__Instruções de trabalho__.
• 1. Transcreva o excerto do texto sobre a resposta do SNS que vai desde "O primeiro-ministro não" até "estado de emergência.", inclusive.
• 2. No texto sobre a resposta do SNS, que taxa de ocupação registavam os cuidados intensivos a meio desta semana?
• 3. Retome o texto sobre a resposta do SNS a partir do ponto em que termina.

__Secção de texto__.
>>>>

No lado das empresas, o plano passa por conseguir “encontrar horários desencontrados”, numa “nova organização do trabalho que não crie ondas de ponta muito fortes”. E passa, do lado dos transportes, por “aumentar a capacidade” de oferta “para que todos possam utilizar os transportes públicos em segurança”.
Garantir a resposta do SNS
Já aqui vimos: mais deslocações significam, necessariamente, mais contágios. A pensar nessa inevitabilidade, António Costa sublinhou a necessidade de “garantir e ter confiança em que a robustez de que o Serviço Nacional de Saúde deu provas continuará a dar provas”. E garantir que haverá “sempre capacidade de resposta, em quaisquer circunstâncias”, a esse aumento do risco de contágio.
O primeiro-ministro não disse como se consegue garantir essa resposta, mas deu um número: a meio desta semana, os cuidados intensivos registavam uma taxa de ocupação de cerca de 50% das suas capacidades – isto, num momento em que o país já terá atingido o seu pico de contágios, pelo menos na fase em que vigorava o estado de emergência.

<<<<

__Material de base__.
>>>>

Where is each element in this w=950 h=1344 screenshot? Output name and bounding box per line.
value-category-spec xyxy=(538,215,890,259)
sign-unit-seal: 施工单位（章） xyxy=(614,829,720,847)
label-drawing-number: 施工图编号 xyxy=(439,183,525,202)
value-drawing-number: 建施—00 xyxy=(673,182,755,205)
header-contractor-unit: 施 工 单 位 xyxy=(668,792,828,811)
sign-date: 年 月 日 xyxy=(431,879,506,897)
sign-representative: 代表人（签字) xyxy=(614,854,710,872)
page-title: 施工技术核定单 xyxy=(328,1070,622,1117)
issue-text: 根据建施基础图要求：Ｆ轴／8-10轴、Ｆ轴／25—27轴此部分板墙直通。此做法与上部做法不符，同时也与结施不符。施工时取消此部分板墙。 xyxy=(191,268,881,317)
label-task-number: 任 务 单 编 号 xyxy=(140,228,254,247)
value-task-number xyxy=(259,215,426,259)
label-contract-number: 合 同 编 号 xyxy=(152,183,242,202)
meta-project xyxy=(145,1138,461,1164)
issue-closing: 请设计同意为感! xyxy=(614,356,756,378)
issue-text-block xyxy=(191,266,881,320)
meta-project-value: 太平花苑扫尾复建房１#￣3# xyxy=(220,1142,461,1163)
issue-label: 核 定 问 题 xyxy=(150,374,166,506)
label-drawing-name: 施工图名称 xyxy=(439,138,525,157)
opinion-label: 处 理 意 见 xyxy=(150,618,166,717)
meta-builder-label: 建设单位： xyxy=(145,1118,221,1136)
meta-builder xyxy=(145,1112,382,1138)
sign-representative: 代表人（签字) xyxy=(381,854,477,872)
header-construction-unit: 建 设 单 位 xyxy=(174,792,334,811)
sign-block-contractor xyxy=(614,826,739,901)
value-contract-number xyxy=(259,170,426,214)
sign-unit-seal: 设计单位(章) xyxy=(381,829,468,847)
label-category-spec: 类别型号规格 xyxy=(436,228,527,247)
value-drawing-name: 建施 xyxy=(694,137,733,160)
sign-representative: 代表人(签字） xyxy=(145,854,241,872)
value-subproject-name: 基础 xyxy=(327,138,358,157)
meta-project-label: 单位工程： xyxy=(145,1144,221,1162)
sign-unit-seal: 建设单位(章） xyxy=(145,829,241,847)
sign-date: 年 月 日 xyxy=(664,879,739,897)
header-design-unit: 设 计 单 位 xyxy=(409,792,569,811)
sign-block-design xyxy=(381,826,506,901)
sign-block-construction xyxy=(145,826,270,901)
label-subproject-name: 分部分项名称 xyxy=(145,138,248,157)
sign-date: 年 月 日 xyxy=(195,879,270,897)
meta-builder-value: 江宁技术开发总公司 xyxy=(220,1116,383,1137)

<<<<

__Resultados das tarefas__.
• 1.
O primeiro-ministro não disse como se consegue garantir essa resposta, mas deu um número: a meio desta semana, os cuidados intensivos registavam uma taxa de ocupação de cerca de 50% das suas capacidades – isto, num momento em que o país já terá atingido o seu pico de contágios, pelo menos na fase em que vigorava o estado de emergência.

• 2. Cerca de 50% das suas capacidades.

• 3.
Abrir os portões das escolas – e voltar a abrir as creches
Já se sabia que os alunos dos 11º e 12º anos iam voltar a ter aulas presenciais. Só não se sabia – apesar de ser conhecida essa intenção – que o Governo pretendia também estudar o regresso das crianças às creches. A manutenção do encerramento destes espaços representa um dos fatores de maior sobrecarga nas contas públicas, mas António Costa justificou esse objetivo, já para maio, com a “ambição” de “apoiar as famílias, para evitar” que muitas delas tenham de suportar um “esforço acrescido” quando os pais se “mantêm em casa em regime de teletrabalho”.
O objetivo foi traçado nestes termos: “Gostaria muito que, pelo menos no período da praia/campo, as crianças do pré-escolar pudessem voltar a conviver, porque é muito importante para a sua formação que possam conviver com as outras e possam não estar confinadas no seu espaço familiar.”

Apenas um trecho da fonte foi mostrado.